April 26, 2013

WATER SKIING IS NOT FOR HUMAN BEINGS!

           First, I want to make it completely clear that I am an uncoordinated slob.  That being said, I want to tell you about my recent aquatic adventure.
A friend of mine flew up from Florida and decided that he would teach me how to water ski.  He’s one of those outdoorsy types with an audible tan, who feels that life is incomplete and poorly lived if everyone on the planet doesn’t experience and enjoy standing on two boards while being towed behind a boat flying over the water at 800 knots.
Wet suits donned, my friend (I’ll call him “Asshole”  --  “AH” for short) plunged into the water with me to teach me how to “get up.”  Mind you, I do this every morning with absolutely no instruction from anyone, but I am nothing if not a good sport, so I shrugged, and tried to pay attention.
I followed AH’s instructions to the letter, and he signaled the boat to go.
I was pulled out of my skis, my wetsuit, and my bathing suit!  If I hadn’t let go of the towline when I did, I’m convinced that my skeletal system would have gone bouncing across the water.
Drifting in and out of consciousness, I was maneuvered behind the boat again before I was alert enough to protest.
“GO!” AH shouted.
Off the boat sped.  This time, I got up.
For 1.5 seconds.
Did you know that hitting the surface of the water at high speed feels like kissing the pavement after a jump from a two-story building?

What this task involves —
In the water-skiing story, change "towline" to "tow rope" throughout the stretch from "I was pulled" through "time, I got up.", and write that stretch out again.

Data lines —
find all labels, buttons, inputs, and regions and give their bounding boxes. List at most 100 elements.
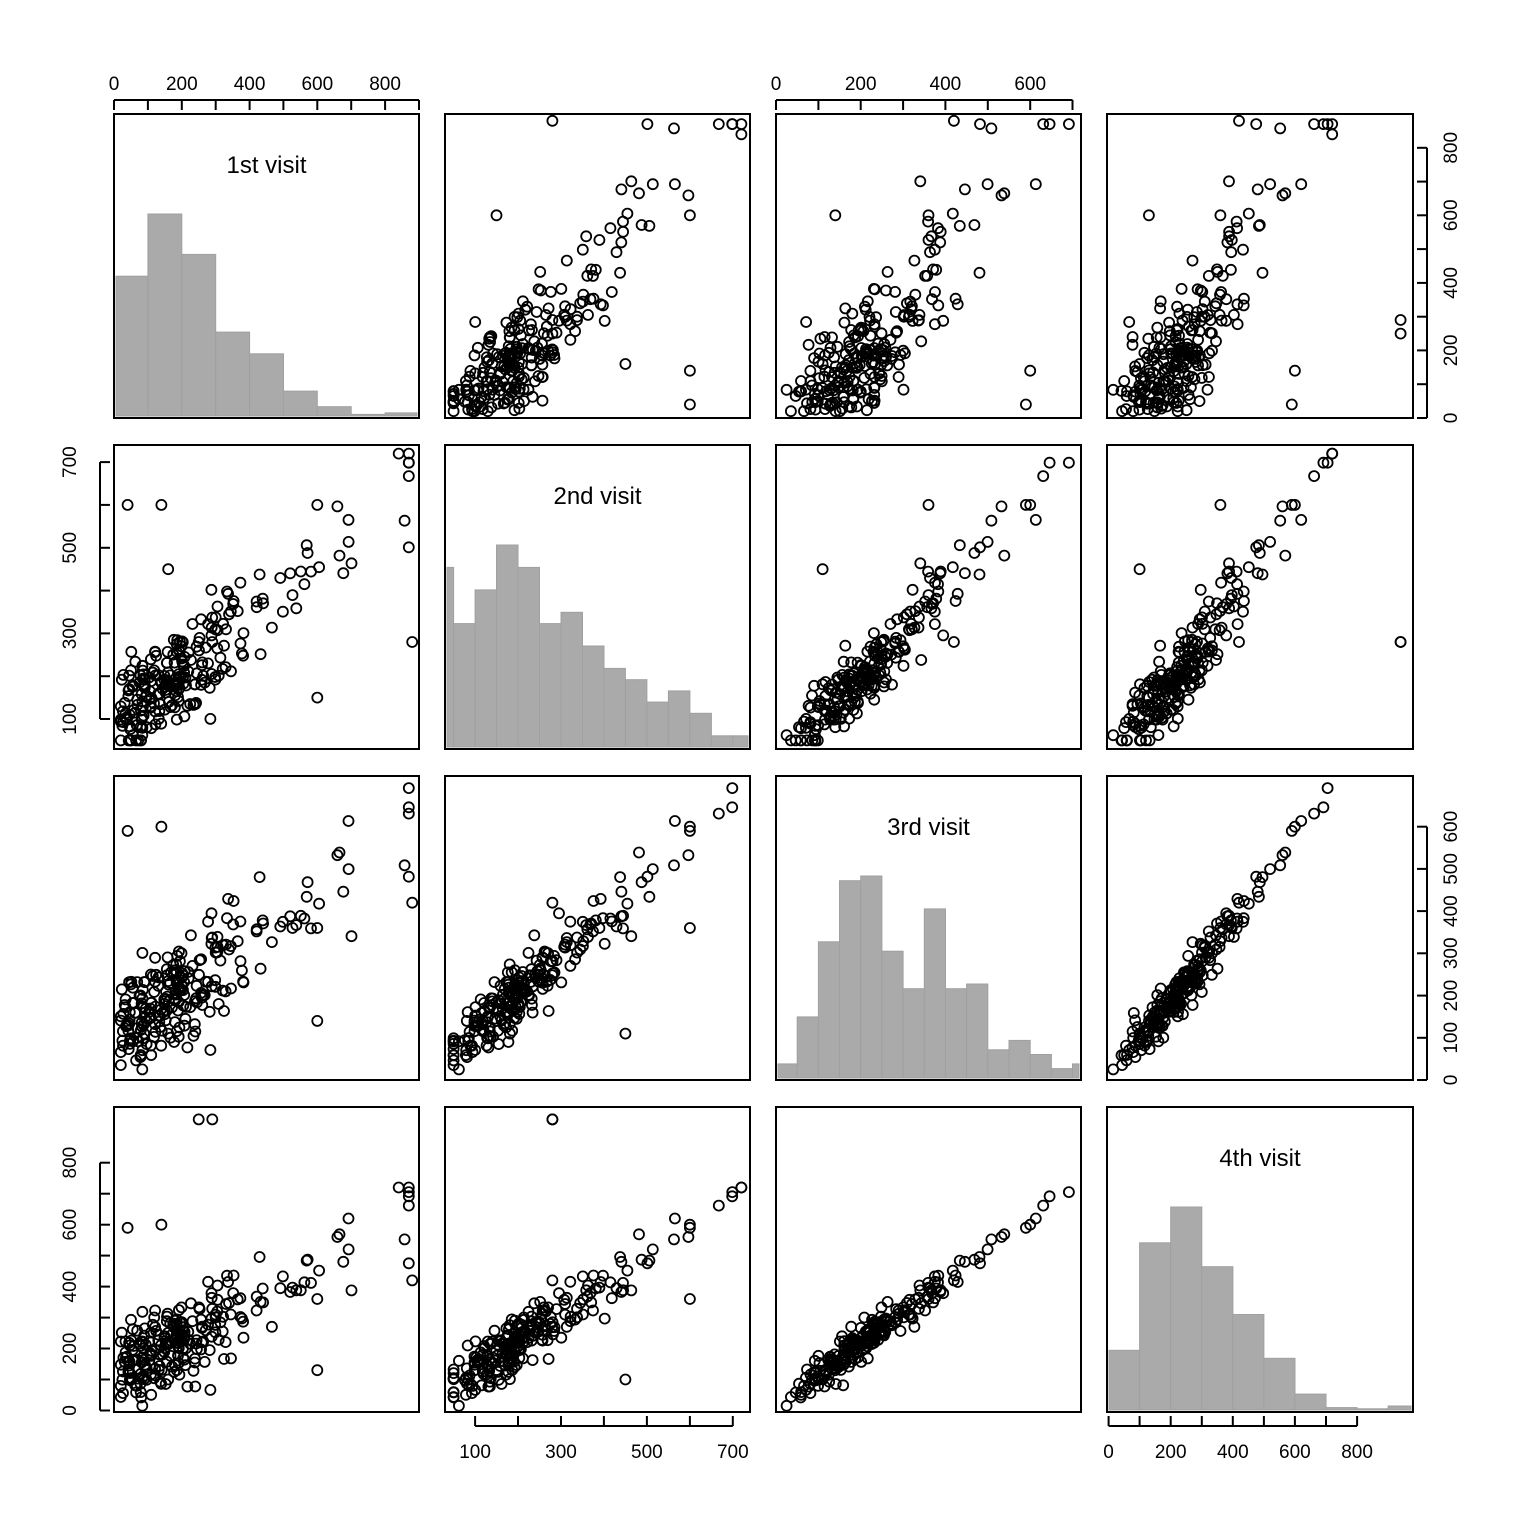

Result of the exercise —
I was pulled out of my skis, my wetsuit, and my bathing suit!  If I hadn’t let go of the tow rope when I did, I’m convinced that my skeletal system would have gone bouncing across the water.
Drifting in and out of consciousness, I was maneuvered behind the boat again before I was alert enough to protest.
“GO!” AH shouted.
Off the boat sped.  This time, I got up.